» **TASK REQUIREMENTS**
Reproduce the material that follows with "target person" replaced by "occupant" and every other part left unchanged, and omit the pictures from your answer.

» **EXTRACTED INFORMATION**
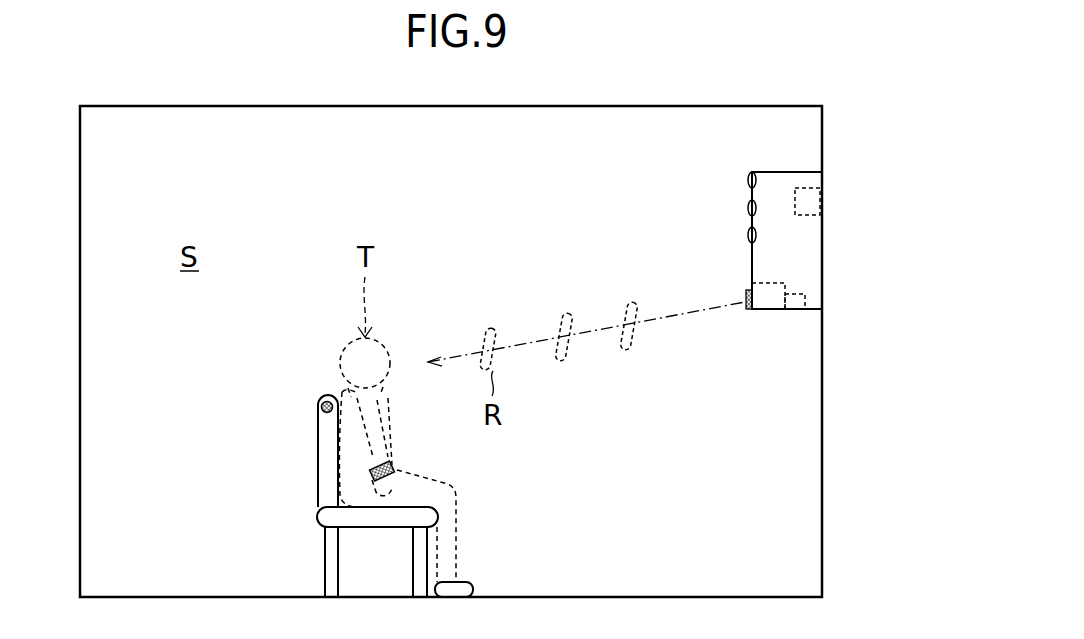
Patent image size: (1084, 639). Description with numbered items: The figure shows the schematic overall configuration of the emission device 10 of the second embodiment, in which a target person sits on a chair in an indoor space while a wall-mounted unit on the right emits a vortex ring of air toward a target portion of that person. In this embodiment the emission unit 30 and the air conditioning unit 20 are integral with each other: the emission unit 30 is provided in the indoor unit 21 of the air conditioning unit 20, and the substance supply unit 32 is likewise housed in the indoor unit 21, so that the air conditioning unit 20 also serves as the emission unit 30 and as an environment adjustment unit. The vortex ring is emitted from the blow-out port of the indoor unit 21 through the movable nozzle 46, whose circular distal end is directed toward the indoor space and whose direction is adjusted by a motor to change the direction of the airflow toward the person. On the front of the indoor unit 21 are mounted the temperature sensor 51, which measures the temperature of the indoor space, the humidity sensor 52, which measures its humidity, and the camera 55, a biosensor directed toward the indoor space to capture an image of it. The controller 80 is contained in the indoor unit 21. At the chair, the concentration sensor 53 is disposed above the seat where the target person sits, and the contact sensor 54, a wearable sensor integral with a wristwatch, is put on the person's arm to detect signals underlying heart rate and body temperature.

The emission device 10 is at (662, 173).
The air conditioning unit 20 is at (774, 211).
The indoor unit 21 is at (770, 171).
The emission unit 30 is at (767, 313).
The substance supply unit 32 is at (805, 297).
The movable nozzle 46 is at (749, 311).
The temperature sensor 51 is at (749, 180).
The humidity sensor 52 is at (749, 208).
The camera 55 is at (749, 235).
The controller 80 is at (821, 195).
The concentration sensor 53 is at (321, 407).
The contact sensor 54 is at (394, 469).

» **RESPONSE TO THIS EXERCISE**
Patent image size: (1084, 639). Description with numbered items: The figure shows the schematic overall configuration of the emission device 10 of the second embodiment, in which a occupant sits on a chair in an indoor space while a wall-mounted unit on the right emits a vortex ring of air toward a target portion of that person. In this embodiment the emission unit 30 and the air conditioning unit 20 are integral with each other: the emission unit 30 is provided in the indoor unit 21 of the air conditioning unit 20, and the substance supply unit 32 is likewise housed in the indoor unit 21, so that the air conditioning unit 20 also serves as the emission unit 30 and as an environment adjustment unit. The vortex ring is emitted from the blow-out port of the indoor unit 21 through the movable nozzle 46, whose circular distal end is directed toward the indoor space and whose direction is adjusted by a motor to change the direction of the airflow toward the person. On the front of the indoor unit 21 are mounted the temperature sensor 51, which measures the temperature of the indoor space, the humidity sensor 52, which measures its humidity, and the camera 55, a biosensor directed toward the indoor space to capture an image of it. The controller 80 is contained in the indoor unit 21. At the chair, the concentration sensor 53 is disposed above the seat where the occupant sits, and the contact sensor 54, a wearable sensor integral with a wristwatch, is put on the person's arm to detect signals underlying heart rate and body temperature.

The emission device 10 is at (662, 173).
The air conditioning unit 20 is at (774, 211).
The indoor unit 21 is at (770, 171).
The emission unit 30 is at (767, 313).
The substance supply unit 32 is at (805, 297).
The movable nozzle 46 is at (749, 311).
The temperature sensor 51 is at (749, 180).
The humidity sensor 52 is at (749, 208).
The camera 55 is at (749, 235).
The controller 80 is at (821, 195).
The concentration sensor 53 is at (321, 407).
The contact sensor 54 is at (394, 469).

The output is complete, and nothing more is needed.